*AIM*
Check each line of the material below, and copy it if it holds the string "color".

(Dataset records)
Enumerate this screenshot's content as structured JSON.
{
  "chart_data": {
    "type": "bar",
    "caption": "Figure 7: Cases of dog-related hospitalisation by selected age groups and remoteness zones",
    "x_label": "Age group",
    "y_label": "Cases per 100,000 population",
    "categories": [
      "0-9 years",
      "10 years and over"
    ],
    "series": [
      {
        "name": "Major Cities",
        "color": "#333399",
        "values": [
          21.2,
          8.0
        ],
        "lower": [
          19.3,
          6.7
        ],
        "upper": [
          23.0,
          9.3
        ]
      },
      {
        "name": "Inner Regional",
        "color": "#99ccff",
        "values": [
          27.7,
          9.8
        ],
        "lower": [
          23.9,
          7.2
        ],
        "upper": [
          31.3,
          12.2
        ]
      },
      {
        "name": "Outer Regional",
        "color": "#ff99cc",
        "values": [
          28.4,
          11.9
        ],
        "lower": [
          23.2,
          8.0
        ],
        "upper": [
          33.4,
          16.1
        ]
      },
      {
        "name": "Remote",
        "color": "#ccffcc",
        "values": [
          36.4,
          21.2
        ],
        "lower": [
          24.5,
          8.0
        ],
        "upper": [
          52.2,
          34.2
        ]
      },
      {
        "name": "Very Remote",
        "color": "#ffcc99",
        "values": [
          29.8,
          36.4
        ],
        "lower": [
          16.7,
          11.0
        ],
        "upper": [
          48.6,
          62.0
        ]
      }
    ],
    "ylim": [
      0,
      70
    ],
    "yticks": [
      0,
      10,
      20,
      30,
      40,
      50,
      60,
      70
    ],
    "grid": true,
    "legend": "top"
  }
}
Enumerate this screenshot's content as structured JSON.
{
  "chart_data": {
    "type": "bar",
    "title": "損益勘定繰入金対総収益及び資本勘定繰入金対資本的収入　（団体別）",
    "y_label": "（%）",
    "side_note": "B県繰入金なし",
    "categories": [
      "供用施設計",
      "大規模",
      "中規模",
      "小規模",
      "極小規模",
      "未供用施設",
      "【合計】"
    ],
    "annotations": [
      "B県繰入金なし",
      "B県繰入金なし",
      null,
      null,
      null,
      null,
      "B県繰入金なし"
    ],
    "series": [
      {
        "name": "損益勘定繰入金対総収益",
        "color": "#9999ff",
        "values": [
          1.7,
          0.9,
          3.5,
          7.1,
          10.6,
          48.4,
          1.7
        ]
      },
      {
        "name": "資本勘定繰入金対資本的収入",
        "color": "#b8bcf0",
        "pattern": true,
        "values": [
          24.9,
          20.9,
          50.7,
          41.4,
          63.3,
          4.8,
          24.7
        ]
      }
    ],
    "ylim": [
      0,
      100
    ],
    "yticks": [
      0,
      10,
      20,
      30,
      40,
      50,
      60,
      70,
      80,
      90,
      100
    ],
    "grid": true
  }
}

*CORRECT RESULT*
        "color": "#333399",
        "color": "#99ccff",
        "color": "#ff99cc",
        "color": "#ccffcc",
        "color": "#ffcc99",
        "color": "#9999ff",
        "color": "#b8bcf0",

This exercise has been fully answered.